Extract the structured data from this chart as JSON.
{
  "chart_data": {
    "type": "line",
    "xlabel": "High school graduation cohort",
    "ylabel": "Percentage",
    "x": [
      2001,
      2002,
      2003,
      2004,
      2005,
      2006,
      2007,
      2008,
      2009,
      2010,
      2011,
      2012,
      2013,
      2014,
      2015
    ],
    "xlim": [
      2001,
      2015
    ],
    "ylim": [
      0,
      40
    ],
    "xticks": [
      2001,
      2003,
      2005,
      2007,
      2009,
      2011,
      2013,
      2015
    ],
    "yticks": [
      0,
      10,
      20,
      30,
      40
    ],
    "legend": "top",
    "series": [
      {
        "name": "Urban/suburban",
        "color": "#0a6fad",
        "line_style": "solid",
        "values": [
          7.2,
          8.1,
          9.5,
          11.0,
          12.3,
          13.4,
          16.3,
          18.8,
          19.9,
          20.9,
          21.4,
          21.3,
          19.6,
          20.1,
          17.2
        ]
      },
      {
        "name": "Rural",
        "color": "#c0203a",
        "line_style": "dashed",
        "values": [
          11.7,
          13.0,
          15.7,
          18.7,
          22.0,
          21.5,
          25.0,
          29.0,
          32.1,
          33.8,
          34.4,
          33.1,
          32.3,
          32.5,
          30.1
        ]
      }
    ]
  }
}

### [What is required]
The records above need to be transcribed in full. Keep every character unchanged.

### [Correct response]
Extract the structured data from this chart as JSON.
{
  "chart_data": {
    "type": "line",
    "xlabel": "High school graduation cohort",
    "ylabel": "Percentage",
    "x": [
      2001,
      2002,
      2003,
      2004,
      2005,
      2006,
      2007,
      2008,
      2009,
      2010,
      2011,
      2012,
      2013,
      2014,
      2015
    ],
    "xlim": [
      2001,
      2015
    ],
    "ylim": [
      0,
      40
    ],
    "xticks": [
      2001,
      2003,
      2005,
      2007,
      2009,
      2011,
      2013,
      2015
    ],
    "yticks": [
      0,
      10,
      20,
      30,
      40
    ],
    "legend": "top",
    "series": [
      {
        "name": "Urban/suburban",
        "color": "#0a6fad",
        "line_style": "solid",
        "values": [
          7.2,
          8.1,
          9.5,
          11.0,
          12.3,
          13.4,
          16.3,
          18.8,
          19.9,
          20.9,
          21.4,
          21.3,
          19.6,
          20.1,
          17.2
        ]
      },
      {
        "name": "Rural",
        "color": "#c0203a",
        "line_style": "dashed",
        "values": [
          11.7,
          13.0,
          15.7,
          18.7,
          22.0,
          21.5,
          25.0,
          29.0,
          32.1,
          33.8,
          34.4,
          33.1,
          32.3,
          32.5,
          30.1
        ]
      }
    ]
  }
}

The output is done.